### Source data
.....
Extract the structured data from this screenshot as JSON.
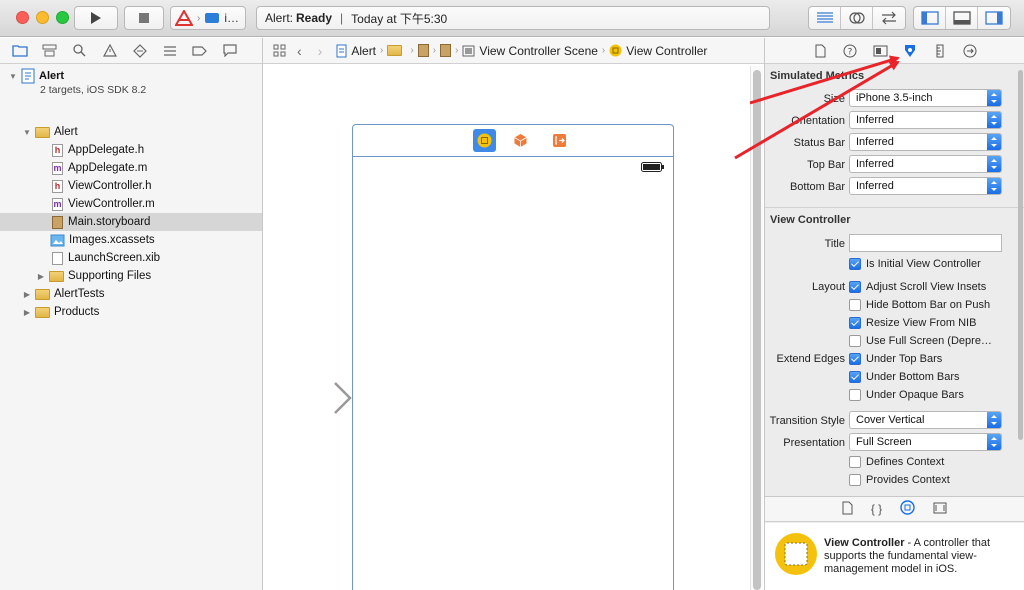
{
  "toolbar": {
    "scheme_label": "i…",
    "activity_prefix": "Alert:",
    "activity_status": "Ready",
    "activity_time": "Today at 下午5:30"
  },
  "navigator": {
    "project_name": "Alert",
    "project_subtitle": "2 targets, iOS SDK 8.2",
    "items": [
      {
        "label": "Alert",
        "kind": "group"
      },
      {
        "label": "AppDelegate.h",
        "kind": "h"
      },
      {
        "label": "AppDelegate.m",
        "kind": "m"
      },
      {
        "label": "ViewController.h",
        "kind": "h"
      },
      {
        "label": "ViewController.m",
        "kind": "m"
      },
      {
        "label": "Main.storyboard",
        "kind": "storyboard"
      },
      {
        "label": "Images.xcassets",
        "kind": "assets"
      },
      {
        "label": "LaunchScreen.xib",
        "kind": "xib"
      },
      {
        "label": "Supporting Files",
        "kind": "group"
      },
      {
        "label": "AlertTests",
        "kind": "group"
      },
      {
        "label": "Products",
        "kind": "group"
      }
    ]
  },
  "jumpbar": {
    "project": "Alert",
    "scene": "View Controller Scene",
    "controller": "View Controller"
  },
  "inspector": {
    "simulated_metrics": {
      "title": "Simulated Metrics",
      "size_label": "Size",
      "size_value": "iPhone 3.5-inch",
      "orientation_label": "Orientation",
      "orientation_value": "Inferred",
      "status_bar_label": "Status Bar",
      "status_bar_value": "Inferred",
      "top_bar_label": "Top Bar",
      "top_bar_value": "Inferred",
      "bottom_bar_label": "Bottom Bar",
      "bottom_bar_value": "Inferred"
    },
    "view_controller": {
      "title": "View Controller",
      "title_label": "Title",
      "title_value": "",
      "initial_vc": "Is Initial View Controller",
      "layout_label": "Layout",
      "adjust_scroll": "Adjust Scroll View Insets",
      "hide_bottom": "Hide Bottom Bar on Push",
      "resize_nib": "Resize View From NIB",
      "full_screen": "Use Full Screen (Depre…",
      "extend_edges_label": "Extend Edges",
      "under_top": "Under Top Bars",
      "under_bottom": "Under Bottom Bars",
      "under_opaque": "Under Opaque Bars",
      "transition_label": "Transition Style",
      "transition_value": "Cover Vertical",
      "presentation_label": "Presentation",
      "presentation_value": "Full Screen",
      "defines_context": "Defines Context",
      "provides_context": "Provides Context",
      "checks": {
        "initial_vc": true,
        "adjust_scroll": true,
        "hide_bottom": false,
        "resize_nib": true,
        "full_screen": false,
        "under_top": true,
        "under_bottom": true,
        "under_opaque": false,
        "defines_context": false,
        "provides_context": false
      }
    },
    "library": {
      "item_name": "View Controller",
      "item_desc": " - A controller that supports the fundamental view-management model in iOS."
    }
  },
  "colors": {
    "accent_blue": "#1a6de6",
    "annotation_red": "#e8232a",
    "scene_border": "#6c97c9",
    "vc_icon_yellow": "#f4c20d"
  }
}
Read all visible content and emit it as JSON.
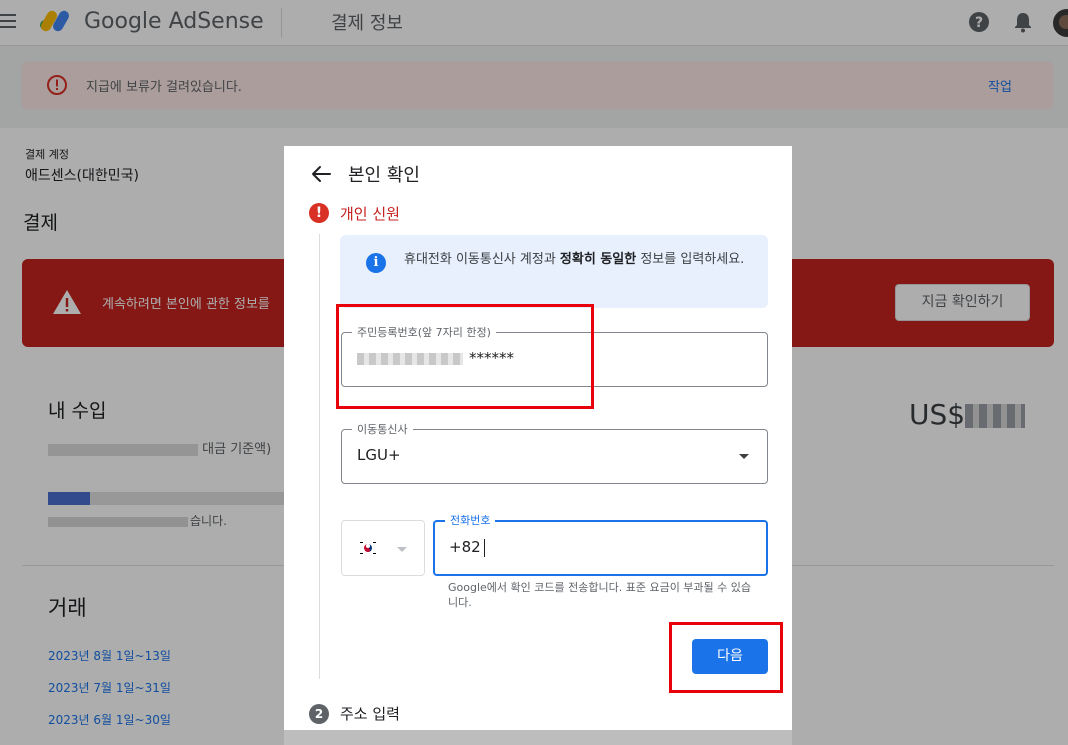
{
  "app": {
    "logo_text": "Google AdSense",
    "page_title": "결제 정보"
  },
  "hold_bar": {
    "message": "지급에 보류가 걸려있습니다.",
    "action": "작업"
  },
  "account": {
    "label": "결제 계정",
    "value": "애드센스(대한민국)"
  },
  "payments": {
    "title": "결제"
  },
  "alert": {
    "message": "계속하려면 본인에 관한 정보를",
    "button": "지금 확인하기"
  },
  "earnings": {
    "title": "내 수입",
    "subtitle_suffix": "대금 기준액)",
    "currency": "US$",
    "progress_note_suffix": "습니다.",
    "progress_fraction": 0.17
  },
  "transactions": {
    "title": "거래",
    "links": [
      "2023년 8월 1일~13일",
      "2023년 7월 1일~31일",
      "2023년 6월 1일~30일"
    ]
  },
  "dialog": {
    "title": "본인 확인",
    "step1": {
      "number": "!",
      "label": "개인 신원"
    },
    "info": {
      "part1": "휴대전화 이동통신사 계정과 ",
      "bold": "정확히 동일한",
      "part2": " 정보를 입력하세요."
    },
    "rrn": {
      "label": "주민등록번호(앞 7자리 한정)",
      "masked": "******"
    },
    "carrier": {
      "label": "이동통신사",
      "value": "LGU+"
    },
    "phone": {
      "label": "전화번호",
      "value": "+82"
    },
    "phone_hint": "Google에서 확인 코드를 전송합니다. 표준 요금이 부과될 수 있습니다.",
    "next_button": "다음",
    "step2": {
      "number": "2",
      "label": "주소 입력"
    }
  },
  "colors": {
    "brand_blue": "#1a73e8",
    "error_red": "#d93025",
    "alert_banner": "#c5221f",
    "highlight": "#e8000b"
  }
}
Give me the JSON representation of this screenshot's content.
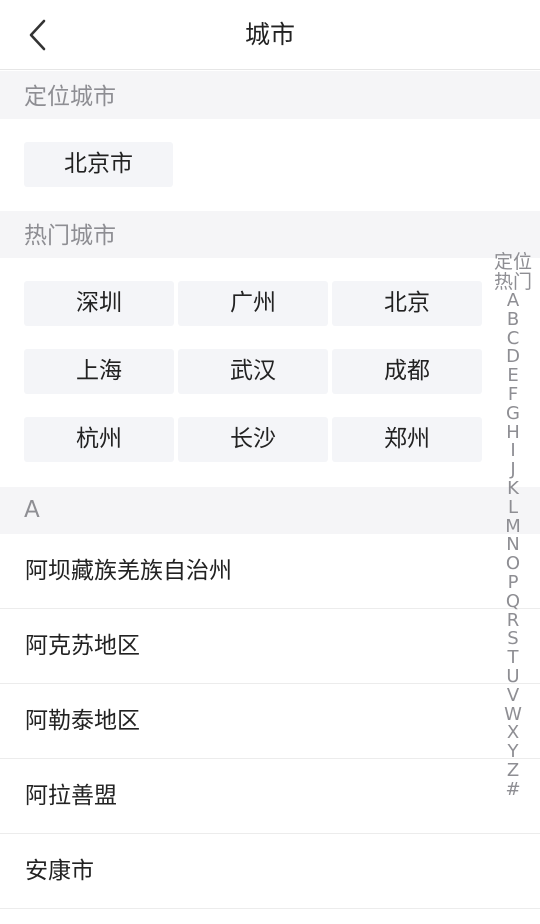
{
  "header": {
    "title": "城市"
  },
  "location_section": {
    "title": "定位城市",
    "city": "北京市"
  },
  "hot_section": {
    "title": "热门城市",
    "cities": [
      "深圳",
      "广州",
      "北京",
      "上海",
      "武汉",
      "成都",
      "杭州",
      "长沙",
      "郑州"
    ]
  },
  "list_section": {
    "letter": "A",
    "items": [
      "阿坝藏族羌族自治州",
      "阿克苏地区",
      "阿勒泰地区",
      "阿拉善盟",
      "安康市"
    ]
  },
  "index": {
    "top_labels": [
      "定位",
      "热门"
    ],
    "letters": [
      "A",
      "B",
      "C",
      "D",
      "E",
      "F",
      "G",
      "H",
      "I",
      "J",
      "K",
      "L",
      "M",
      "N",
      "O",
      "P",
      "Q",
      "R",
      "S",
      "T",
      "U",
      "V",
      "W",
      "X",
      "Y",
      "Z",
      "#"
    ]
  }
}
.....
### What you will do
Print out the whole of the material word for word, without pictures.

### Task response
Extract the structured data from this screenshot as JSON.
{
  "toolbar": {
    "scheme_label": "i…",
    "activity_prefix": "Alert:",
    "activity_status": "Ready",
    "activity_time": "Today at 下午5:30"
  },
  "navigator": {
    "project_name": "Alert",
    "project_subtitle": "2 targets, iOS SDK 8.2",
    "items": [
      {
        "label": "Alert",
        "kind": "group"
      },
      {
        "label": "AppDelegate.h",
        "kind": "h"
      },
      {
        "label": "AppDelegate.m",
        "kind": "m"
      },
      {
        "label": "ViewController.h",
        "kind": "h"
      },
      {
        "label": "ViewController.m",
        "kind": "m"
      },
      {
        "label": "Main.storyboard",
        "kind": "storyboard"
      },
      {
        "label": "Images.xcassets",
        "kind": "assets"
      },
      {
        "label": "LaunchScreen.xib",
        "kind": "xib"
      },
      {
        "label": "Supporting Files",
        "kind": "group"
      },
      {
        "label": "AlertTests",
        "kind": "group"
      },
      {
        "label": "Products",
        "kind": "group"
      }
    ]
  },
  "jumpbar": {
    "project": "Alert",
    "scene": "View Controller Scene",
    "controller": "View Controller"
  },
  "inspector": {
    "simulated_metrics": {
      "title": "Simulated Metrics",
      "size_label": "Size",
      "size_value": "iPhone 3.5-inch",
      "orientation_label": "Orientation",
      "orientation_value": "Inferred",
      "status_bar_label": "Status Bar",
      "status_bar_value": "Inferred",
      "top_bar_label": "Top Bar",
      "top_bar_value": "Inferred",
      "bottom_bar_label": "Bottom Bar",
      "bottom_bar_value": "Inferred"
    },
    "view_controller": {
      "title": "View Controller",
      "title_label": "Title",
      "title_value": "",
      "initial_vc": "Is Initial View Controller",
      "layout_label": "Layout",
      "adjust_scroll": "Adjust Scroll View Insets",
      "hide_bottom": "Hide Bottom Bar on Push",
      "resize_nib": "Resize View From NIB",
      "full_screen": "Use Full Screen (Depre…",
      "extend_edges_label": "Extend Edges",
      "under_top": "Under Top Bars",
      "under_bottom": "Under Bottom Bars",
      "under_opaque": "Under Opaque Bars",
      "transition_label": "Transition Style",
      "transition_value": "Cover Vertical",
      "presentation_label": "Presentation",
      "presentation_value": "Full Screen",
      "defines_context": "Defines Context",
      "provides_context": "Provides Context",
      "checks": {
        "initial_vc": true,
        "adjust_scroll": true,
        "hide_bottom": false,
        "resize_nib": true,
        "full_screen": false,
        "under_top": true,
        "under_bottom": true,
        "under_opaque": false,
        "defines_context": false,
        "provides_context": false
      }
    },
    "library": {
      "item_name": "View Controller",
      "item_desc": " - A controller that supports the fundamental view-management model in iOS."
    }
  },
  "colors": {
    "accent_blue": "#1a6de6",
    "annotation_red": "#e8232a",
    "scene_border": "#6c97c9",
    "vc_icon_yellow": "#f4c20d"
  }
}
Read all visible content and emit it as JSON.
{
  "app": {
    "logo_text": "Google AdSense",
    "page_title": "결제 정보"
  },
  "hold_bar": {
    "message": "지급에 보류가 걸려있습니다.",
    "action": "작업"
  },
  "account": {
    "label": "결제 계정",
    "value": "애드센스(대한민국)"
  },
  "payments": {
    "title": "결제"
  },
  "alert": {
    "message": "계속하려면 본인에 관한 정보를",
    "button": "지금 확인하기"
  },
  "earnings": {
    "title": "내 수입",
    "subtitle_suffix": "대금 기준액)",
    "currency": "US$",
    "progress_note_suffix": "습니다.",
    "progress_fraction": 0.17
  },
  "transactions": {
    "title": "거래",
    "links": [
      "2023년 8월 1일~13일",
      "2023년 7월 1일~31일",
      "2023년 6월 1일~30일"
    ]
  },
  "dialog": {
    "title": "본인 확인",
    "step1": {
      "number": "!",
      "label": "개인 신원"
    },
    "info": {
      "part1": "휴대전화 이동통신사 계정과 ",
      "bold": "정확히 동일한",
      "part2": " 정보를 입력하세요."
    },
    "rrn": {
      "label": "주민등록번호(앞 7자리 한정)",
      "masked": "******"
    },
    "carrier": {
      "label": "이동통신사",
      "value": "LGU+"
    },
    "phone": {
      "label": "전화번호",
      "value": "+82"
    },
    "phone_hint": "Google에서 확인 코드를 전송합니다. 표준 요금이 부과될 수 있습니다.",
    "next_button": "다음",
    "step2": {
      "number": "2",
      "label": "주소 입력"
    }
  },
  "colors": {
    "brand_blue": "#1a73e8",
    "error_red": "#d93025",
    "alert_banner": "#c5221f",
    "highlight": "#e8000b"
  }
}
Give me the JSON representation of this screenshot's content.
{
  "header": {
    "title": "城市"
  },
  "location_section": {
    "title": "定位城市",
    "city": "北京市"
  },
  "hot_section": {
    "title": "热门城市",
    "cities": [
      "深圳",
      "广州",
      "北京",
      "上海",
      "武汉",
      "成都",
      "杭州",
      "长沙",
      "郑州"
    ]
  },
  "list_section": {
    "letter": "A",
    "items": [
      "阿坝藏族羌族自治州",
      "阿克苏地区",
      "阿勒泰地区",
      "阿拉善盟",
      "安康市"
    ]
  },
  "index": {
    "top_labels": [
      "定位",
      "热门"
    ],
    "letters": [
      "A",
      "B",
      "C",
      "D",
      "E",
      "F",
      "G",
      "H",
      "I",
      "J",
      "K",
      "L",
      "M",
      "N",
      "O",
      "P",
      "Q",
      "R",
      "S",
      "T",
      "U",
      "V",
      "W",
      "X",
      "Y",
      "Z",
      "#"
    ]
  }
}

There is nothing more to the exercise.